Read the records and write them out again exactly.

▶ **Material to process**:
==============================
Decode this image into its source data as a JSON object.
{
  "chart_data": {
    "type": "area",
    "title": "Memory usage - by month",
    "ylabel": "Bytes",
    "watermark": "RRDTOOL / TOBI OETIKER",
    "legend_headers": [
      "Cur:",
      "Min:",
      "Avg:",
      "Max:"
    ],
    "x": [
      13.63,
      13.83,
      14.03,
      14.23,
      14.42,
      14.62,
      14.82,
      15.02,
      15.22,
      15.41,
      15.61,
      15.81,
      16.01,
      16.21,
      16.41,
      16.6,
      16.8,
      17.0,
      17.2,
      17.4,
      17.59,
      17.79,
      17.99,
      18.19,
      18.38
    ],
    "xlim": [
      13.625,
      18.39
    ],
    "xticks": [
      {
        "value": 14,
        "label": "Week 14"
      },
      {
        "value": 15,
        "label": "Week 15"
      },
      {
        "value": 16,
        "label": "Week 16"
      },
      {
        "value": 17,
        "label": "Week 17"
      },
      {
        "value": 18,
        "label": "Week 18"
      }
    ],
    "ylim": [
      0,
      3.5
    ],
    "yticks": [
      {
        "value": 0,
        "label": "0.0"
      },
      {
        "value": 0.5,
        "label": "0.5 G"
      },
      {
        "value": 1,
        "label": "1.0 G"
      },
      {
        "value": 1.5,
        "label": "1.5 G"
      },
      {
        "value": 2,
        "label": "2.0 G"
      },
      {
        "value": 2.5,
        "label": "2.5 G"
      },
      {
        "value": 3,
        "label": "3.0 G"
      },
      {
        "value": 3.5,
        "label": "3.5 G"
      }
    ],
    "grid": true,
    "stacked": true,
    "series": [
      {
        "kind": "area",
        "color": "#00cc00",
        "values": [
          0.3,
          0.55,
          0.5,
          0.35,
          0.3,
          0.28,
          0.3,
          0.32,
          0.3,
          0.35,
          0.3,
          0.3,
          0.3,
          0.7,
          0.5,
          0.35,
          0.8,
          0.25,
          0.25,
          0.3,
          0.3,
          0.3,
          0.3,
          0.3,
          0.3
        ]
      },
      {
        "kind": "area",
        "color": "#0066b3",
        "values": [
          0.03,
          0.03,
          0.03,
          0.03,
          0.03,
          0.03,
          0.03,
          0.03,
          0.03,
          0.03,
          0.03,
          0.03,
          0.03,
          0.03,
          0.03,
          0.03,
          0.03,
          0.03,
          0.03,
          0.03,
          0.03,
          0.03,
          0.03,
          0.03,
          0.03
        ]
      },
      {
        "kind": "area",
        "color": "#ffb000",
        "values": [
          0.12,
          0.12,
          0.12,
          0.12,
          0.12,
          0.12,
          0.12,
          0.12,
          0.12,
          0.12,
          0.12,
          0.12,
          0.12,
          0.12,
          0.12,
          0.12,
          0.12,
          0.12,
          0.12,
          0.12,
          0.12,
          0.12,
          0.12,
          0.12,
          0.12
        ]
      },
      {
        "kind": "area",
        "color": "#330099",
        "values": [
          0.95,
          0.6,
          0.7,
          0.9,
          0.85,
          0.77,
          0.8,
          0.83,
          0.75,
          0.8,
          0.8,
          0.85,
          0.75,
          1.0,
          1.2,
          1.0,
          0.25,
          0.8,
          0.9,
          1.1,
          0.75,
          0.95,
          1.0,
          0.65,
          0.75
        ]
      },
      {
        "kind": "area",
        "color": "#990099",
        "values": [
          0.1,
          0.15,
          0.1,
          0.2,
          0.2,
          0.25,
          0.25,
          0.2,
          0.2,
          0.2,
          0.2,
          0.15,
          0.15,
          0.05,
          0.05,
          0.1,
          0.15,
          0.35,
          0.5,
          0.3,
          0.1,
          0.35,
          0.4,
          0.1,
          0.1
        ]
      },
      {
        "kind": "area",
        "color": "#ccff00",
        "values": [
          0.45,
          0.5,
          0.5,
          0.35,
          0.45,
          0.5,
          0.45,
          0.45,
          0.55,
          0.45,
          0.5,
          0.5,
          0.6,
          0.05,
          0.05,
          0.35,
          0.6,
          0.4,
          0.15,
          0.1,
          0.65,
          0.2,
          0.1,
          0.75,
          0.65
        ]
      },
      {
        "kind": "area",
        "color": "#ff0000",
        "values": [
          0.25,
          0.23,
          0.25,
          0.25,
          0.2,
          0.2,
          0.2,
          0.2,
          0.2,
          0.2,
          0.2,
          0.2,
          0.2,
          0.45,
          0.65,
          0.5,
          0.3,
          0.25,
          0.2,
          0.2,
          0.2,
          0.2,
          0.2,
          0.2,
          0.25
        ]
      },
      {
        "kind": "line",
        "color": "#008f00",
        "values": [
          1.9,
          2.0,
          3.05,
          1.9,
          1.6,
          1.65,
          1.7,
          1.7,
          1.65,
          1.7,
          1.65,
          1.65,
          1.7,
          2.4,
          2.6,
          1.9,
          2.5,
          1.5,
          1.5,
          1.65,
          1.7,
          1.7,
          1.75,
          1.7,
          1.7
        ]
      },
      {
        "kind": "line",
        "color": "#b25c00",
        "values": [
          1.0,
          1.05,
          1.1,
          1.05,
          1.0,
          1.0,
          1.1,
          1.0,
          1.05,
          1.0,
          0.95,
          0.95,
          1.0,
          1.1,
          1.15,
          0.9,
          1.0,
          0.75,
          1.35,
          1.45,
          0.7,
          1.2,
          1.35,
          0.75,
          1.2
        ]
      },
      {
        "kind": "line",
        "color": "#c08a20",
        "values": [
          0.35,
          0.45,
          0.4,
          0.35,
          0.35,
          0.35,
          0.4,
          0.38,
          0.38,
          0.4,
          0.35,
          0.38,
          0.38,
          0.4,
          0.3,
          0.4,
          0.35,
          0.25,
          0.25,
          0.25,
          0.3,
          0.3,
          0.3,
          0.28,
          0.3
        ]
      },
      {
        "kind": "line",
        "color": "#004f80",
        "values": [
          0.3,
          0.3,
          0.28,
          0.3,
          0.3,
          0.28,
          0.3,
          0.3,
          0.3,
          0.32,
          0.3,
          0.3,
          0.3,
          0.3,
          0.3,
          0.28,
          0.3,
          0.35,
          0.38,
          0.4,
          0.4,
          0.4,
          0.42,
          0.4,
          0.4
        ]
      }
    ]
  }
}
==============================
▶ **Answer below**:
Decode this image into its source data as a JSON object.
{
  "chart_data": {
    "type": "area",
    "title": "Memory usage - by month",
    "ylabel": "Bytes",
    "watermark": "RRDTOOL / TOBI OETIKER",
    "legend_headers": [
      "Cur:",
      "Min:",
      "Avg:",
      "Max:"
    ],
    "x": [
      13.63,
      13.83,
      14.03,
      14.23,
      14.42,
      14.62,
      14.82,
      15.02,
      15.22,
      15.41,
      15.61,
      15.81,
      16.01,
      16.21,
      16.41,
      16.6,
      16.8,
      17.0,
      17.2,
      17.4,
      17.59,
      17.79,
      17.99,
      18.19,
      18.38
    ],
    "xlim": [
      13.625,
      18.39
    ],
    "xticks": [
      {
        "value": 14,
        "label": "Week 14"
      },
      {
        "value": 15,
        "label": "Week 15"
      },
      {
        "value": 16,
        "label": "Week 16"
      },
      {
        "value": 17,
        "label": "Week 17"
      },
      {
        "value": 18,
        "label": "Week 18"
      }
    ],
    "ylim": [
      0,
      3.5
    ],
    "yticks": [
      {
        "value": 0,
        "label": "0.0"
      },
      {
        "value": 0.5,
        "label": "0.5 G"
      },
      {
        "value": 1,
        "label": "1.0 G"
      },
      {
        "value": 1.5,
        "label": "1.5 G"
      },
      {
        "value": 2,
        "label": "2.0 G"
      },
      {
        "value": 2.5,
        "label": "2.5 G"
      },
      {
        "value": 3,
        "label": "3.0 G"
      },
      {
        "value": 3.5,
        "label": "3.5 G"
      }
    ],
    "grid": true,
    "stacked": true,
    "series": [
      {
        "kind": "area",
        "color": "#00cc00",
        "values": [
          0.3,
          0.55,
          0.5,
          0.35,
          0.3,
          0.28,
          0.3,
          0.32,
          0.3,
          0.35,
          0.3,
          0.3,
          0.3,
          0.7,
          0.5,
          0.35,
          0.8,
          0.25,
          0.25,
          0.3,
          0.3,
          0.3,
          0.3,
          0.3,
          0.3
        ]
      },
      {
        "kind": "area",
        "color": "#0066b3",
        "values": [
          0.03,
          0.03,
          0.03,
          0.03,
          0.03,
          0.03,
          0.03,
          0.03,
          0.03,
          0.03,
          0.03,
          0.03,
          0.03,
          0.03,
          0.03,
          0.03,
          0.03,
          0.03,
          0.03,
          0.03,
          0.03,
          0.03,
          0.03,
          0.03,
          0.03
        ]
      },
      {
        "kind": "area",
        "color": "#ffb000",
        "values": [
          0.12,
          0.12,
          0.12,
          0.12,
          0.12,
          0.12,
          0.12,
          0.12,
          0.12,
          0.12,
          0.12,
          0.12,
          0.12,
          0.12,
          0.12,
          0.12,
          0.12,
          0.12,
          0.12,
          0.12,
          0.12,
          0.12,
          0.12,
          0.12,
          0.12
        ]
      },
      {
        "kind": "area",
        "color": "#330099",
        "values": [
          0.95,
          0.6,
          0.7,
          0.9,
          0.85,
          0.77,
          0.8,
          0.83,
          0.75,
          0.8,
          0.8,
          0.85,
          0.75,
          1.0,
          1.2,
          1.0,
          0.25,
          0.8,
          0.9,
          1.1,
          0.75,
          0.95,
          1.0,
          0.65,
          0.75
        ]
      },
      {
        "kind": "area",
        "color": "#990099",
        "values": [
          0.1,
          0.15,
          0.1,
          0.2,
          0.2,
          0.25,
          0.25,
          0.2,
          0.2,
          0.2,
          0.2,
          0.15,
          0.15,
          0.05,
          0.05,
          0.1,
          0.15,
          0.35,
          0.5,
          0.3,
          0.1,
          0.35,
          0.4,
          0.1,
          0.1
        ]
      },
      {
        "kind": "area",
        "color": "#ccff00",
        "values": [
          0.45,
          0.5,
          0.5,
          0.35,
          0.45,
          0.5,
          0.45,
          0.45,
          0.55,
          0.45,
          0.5,
          0.5,
          0.6,
          0.05,
          0.05,
          0.35,
          0.6,
          0.4,
          0.15,
          0.1,
          0.65,
          0.2,
          0.1,
          0.75,
          0.65
        ]
      },
      {
        "kind": "area",
        "color": "#ff0000",
        "values": [
          0.25,
          0.23,
          0.25,
          0.25,
          0.2,
          0.2,
          0.2,
          0.2,
          0.2,
          0.2,
          0.2,
          0.2,
          0.2,
          0.45,
          0.65,
          0.5,
          0.3,
          0.25,
          0.2,
          0.2,
          0.2,
          0.2,
          0.2,
          0.2,
          0.25
        ]
      },
      {
        "kind": "line",
        "color": "#008f00",
        "values": [
          1.9,
          2.0,
          3.05,
          1.9,
          1.6,
          1.65,
          1.7,
          1.7,
          1.65,
          1.7,
          1.65,
          1.65,
          1.7,
          2.4,
          2.6,
          1.9,
          2.5,
          1.5,
          1.5,
          1.65,
          1.7,
          1.7,
          1.75,
          1.7,
          1.7
        ]
      },
      {
        "kind": "line",
        "color": "#b25c00",
        "values": [
          1.0,
          1.05,
          1.1,
          1.05,
          1.0,
          1.0,
          1.1,
          1.0,
          1.05,
          1.0,
          0.95,
          0.95,
          1.0,
          1.1,
          1.15,
          0.9,
          1.0,
          0.75,
          1.35,
          1.45,
          0.7,
          1.2,
          1.35,
          0.75,
          1.2
        ]
      },
      {
        "kind": "line",
        "color": "#c08a20",
        "values": [
          0.35,
          0.45,
          0.4,
          0.35,
          0.35,
          0.35,
          0.4,
          0.38,
          0.38,
          0.4,
          0.35,
          0.38,
          0.38,
          0.4,
          0.3,
          0.4,
          0.35,
          0.25,
          0.25,
          0.25,
          0.3,
          0.3,
          0.3,
          0.28,
          0.3
        ]
      },
      {
        "kind": "line",
        "color": "#004f80",
        "values": [
          0.3,
          0.3,
          0.28,
          0.3,
          0.3,
          0.28,
          0.3,
          0.3,
          0.3,
          0.32,
          0.3,
          0.3,
          0.3,
          0.3,
          0.3,
          0.28,
          0.3,
          0.35,
          0.38,
          0.4,
          0.4,
          0.4,
          0.42,
          0.4,
          0.4
        ]
      }
    ]
  }
}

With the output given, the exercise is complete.